### DATA FOR PROCESSING
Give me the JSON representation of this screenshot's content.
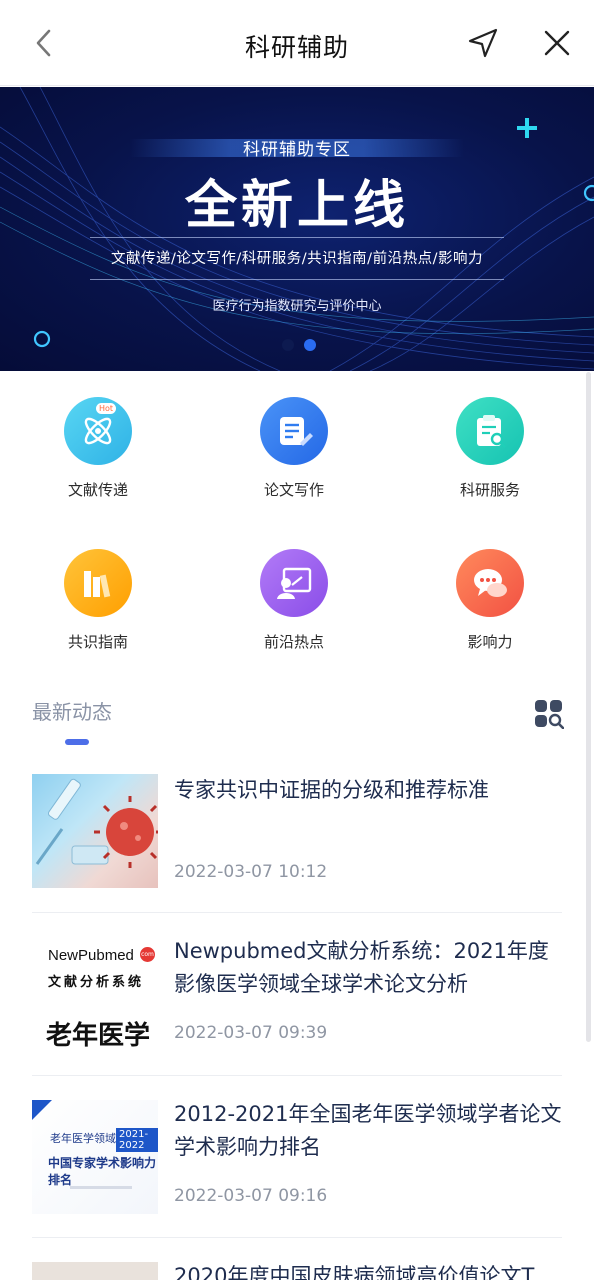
{
  "header": {
    "title": "科研辅助",
    "back_icon": "chevron-left-icon",
    "share_icon": "send-arrow-icon",
    "close_icon": "close-icon"
  },
  "banner": {
    "zone": "科研辅助专区",
    "headline": "全新上线",
    "categories": "文献传递/论文写作/科研服务/共识指南/前沿热点/影响力",
    "center": "医疗行为指数研究与评价中心",
    "accent": "#0b1a5c"
  },
  "grid": [
    {
      "label": "文献传递",
      "icon": "atom-icon",
      "color": "#3cc3ea",
      "badge": "Hot"
    },
    {
      "label": "论文写作",
      "icon": "edit-document-icon",
      "color": "#2f7cf0",
      "badge": ""
    },
    {
      "label": "科研服务",
      "icon": "clipboard-search-icon",
      "color": "#1fcfb8",
      "badge": ""
    },
    {
      "label": "共识指南",
      "icon": "books-icon",
      "color": "#ffb21a",
      "badge": ""
    },
    {
      "label": "前沿热点",
      "icon": "presentation-icon",
      "color": "#9b5ff2",
      "badge": ""
    },
    {
      "label": "影响力",
      "icon": "chat-bubbles-icon",
      "color": "#ff6a4d",
      "badge": ""
    }
  ],
  "section": {
    "title": "最新动态",
    "icon": "grid-search-icon",
    "accent": "#4d6ee8"
  },
  "news": [
    {
      "title": "专家共识中证据的分级和推荐标准",
      "time": "2022-03-07 10:12"
    },
    {
      "title": "Newpubmed文献分析系统：2021年度影像医学领域全球学术论文分析",
      "time": "2022-03-07 09:39",
      "thumb_brand": "NewPubmed",
      "thumb_badge": "com",
      "thumb_sub": "文献分析系统",
      "thumb_big": "老年医学"
    },
    {
      "title": "2012-2021年全国老年医学领域学者论文学术影响力排名",
      "time": "2022-03-07 09:16",
      "thumb_a": "老年医学领域",
      "thumb_b": "2021-2022",
      "thumb_c": "中国专家学术影响力排名"
    },
    {
      "title": "2020年度中国皮肤病领域高价值论文T"
    }
  ]
}
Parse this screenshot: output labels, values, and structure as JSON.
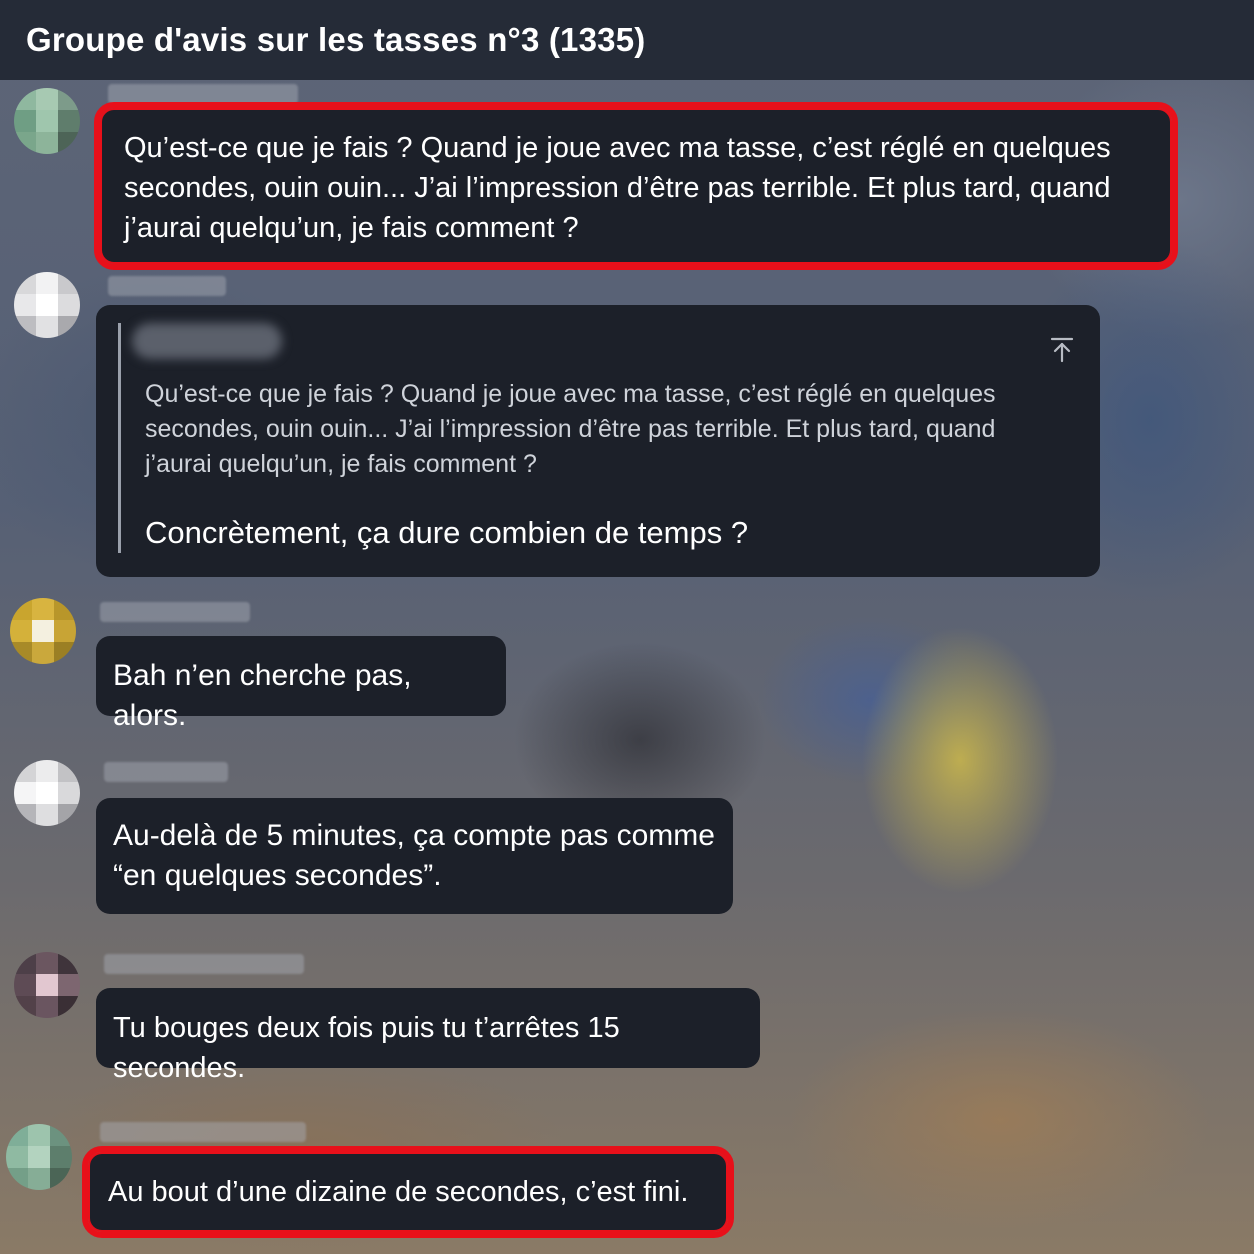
{
  "header": {
    "title": "Groupe d'avis sur les tasses n°3 (1335)"
  },
  "messages": [
    {
      "text": "Qu’est-ce que je fais ? Quand je joue avec ma tasse, c’est réglé en quelques secondes, ouin ouin... J’ai l’impression d’être pas terrible. Et plus tard, quand j’aurai quelqu’un, je fais comment ?",
      "highlighted": true
    },
    {
      "quote": "Qu’est-ce que je fais ? Quand je joue avec ma tasse, c’est réglé en quelques secondes, ouin ouin... J’ai l’impression d’être pas terrible. Et plus tard, quand j’aurai quelqu’un, je fais comment ?",
      "text": "Concrètement, ça dure combien de temps ?",
      "highlighted": false
    },
    {
      "text": "Bah n’en cherche pas, alors.",
      "highlighted": false
    },
    {
      "text": "Au-delà de 5 minutes, ça compte pas comme “en quelques secondes”.",
      "highlighted": false
    },
    {
      "text": "Tu bouges deux fois puis tu t’arrêtes 15 secondes.",
      "highlighted": false
    },
    {
      "text": "Au bout d’une dizaine de secondes, c’est fini.",
      "highlighted": true
    }
  ],
  "colors": {
    "header_bg": "#252b37",
    "bubble_bg": "#1c2029",
    "highlight": "#e8101a"
  },
  "icons": {
    "jump": "arrow-up-to-top-icon"
  }
}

### TASK OBJECTIVE
Quote the records above in full, dropping each picture.

### WRITTEN SOLUTION
Give me the JSON representation of this screenshot's content.
{
  "header": {
    "title": "科研辅助",
    "back_icon": "chevron-left-icon",
    "share_icon": "send-arrow-icon",
    "close_icon": "close-icon"
  },
  "banner": {
    "zone": "科研辅助专区",
    "headline": "全新上线",
    "categories": "文献传递/论文写作/科研服务/共识指南/前沿热点/影响力",
    "center": "医疗行为指数研究与评价中心",
    "accent": "#0b1a5c"
  },
  "grid": [
    {
      "label": "文献传递",
      "icon": "atom-icon",
      "color": "#3cc3ea",
      "badge": "Hot"
    },
    {
      "label": "论文写作",
      "icon": "edit-document-icon",
      "color": "#2f7cf0",
      "badge": ""
    },
    {
      "label": "科研服务",
      "icon": "clipboard-search-icon",
      "color": "#1fcfb8",
      "badge": ""
    },
    {
      "label": "共识指南",
      "icon": "books-icon",
      "color": "#ffb21a",
      "badge": ""
    },
    {
      "label": "前沿热点",
      "icon": "presentation-icon",
      "color": "#9b5ff2",
      "badge": ""
    },
    {
      "label": "影响力",
      "icon": "chat-bubbles-icon",
      "color": "#ff6a4d",
      "badge": ""
    }
  ],
  "section": {
    "title": "最新动态",
    "icon": "grid-search-icon",
    "accent": "#4d6ee8"
  },
  "news": [
    {
      "title": "专家共识中证据的分级和推荐标准",
      "time": "2022-03-07 10:12"
    },
    {
      "title": "Newpubmed文献分析系统：2021年度影像医学领域全球学术论文分析",
      "time": "2022-03-07 09:39",
      "thumb_brand": "NewPubmed",
      "thumb_badge": "com",
      "thumb_sub": "文献分析系统",
      "thumb_big": "老年医学"
    },
    {
      "title": "2012-2021年全国老年医学领域学者论文学术影响力排名",
      "time": "2022-03-07 09:16",
      "thumb_a": "老年医学领域",
      "thumb_b": "2021-2022",
      "thumb_c": "中国专家学术影响力排名"
    },
    {
      "title": "2020年度中国皮肤病领域高价值论文T"
    }
  ]
}
Parse this screenshot: output labels, values, and structure as JSON.
{
  "header": {
    "title": "Groupe d'avis sur les tasses n°3 (1335)"
  },
  "messages": [
    {
      "text": "Qu’est-ce que je fais ? Quand je joue avec ma tasse, c’est réglé en quelques secondes, ouin ouin... J’ai l’impression d’être pas terrible. Et plus tard, quand j’aurai quelqu’un, je fais comment ?",
      "highlighted": true
    },
    {
      "quote": "Qu’est-ce que je fais ? Quand je joue avec ma tasse, c’est réglé en quelques secondes, ouin ouin... J’ai l’impression d’être pas terrible. Et plus tard, quand j’aurai quelqu’un, je fais comment ?",
      "text": "Concrètement, ça dure combien de temps ?",
      "highlighted": false
    },
    {
      "text": "Bah n’en cherche pas, alors.",
      "highlighted": false
    },
    {
      "text": "Au-delà de 5 minutes, ça compte pas comme “en quelques secondes”.",
      "highlighted": false
    },
    {
      "text": "Tu bouges deux fois puis tu t’arrêtes 15 secondes.",
      "highlighted": false
    },
    {
      "text": "Au bout d’une dizaine de secondes, c’est fini.",
      "highlighted": true
    }
  ],
  "colors": {
    "header_bg": "#252b37",
    "bubble_bg": "#1c2029",
    "highlight": "#e8101a"
  },
  "icons": {
    "jump": "arrow-up-to-top-icon"
  }
}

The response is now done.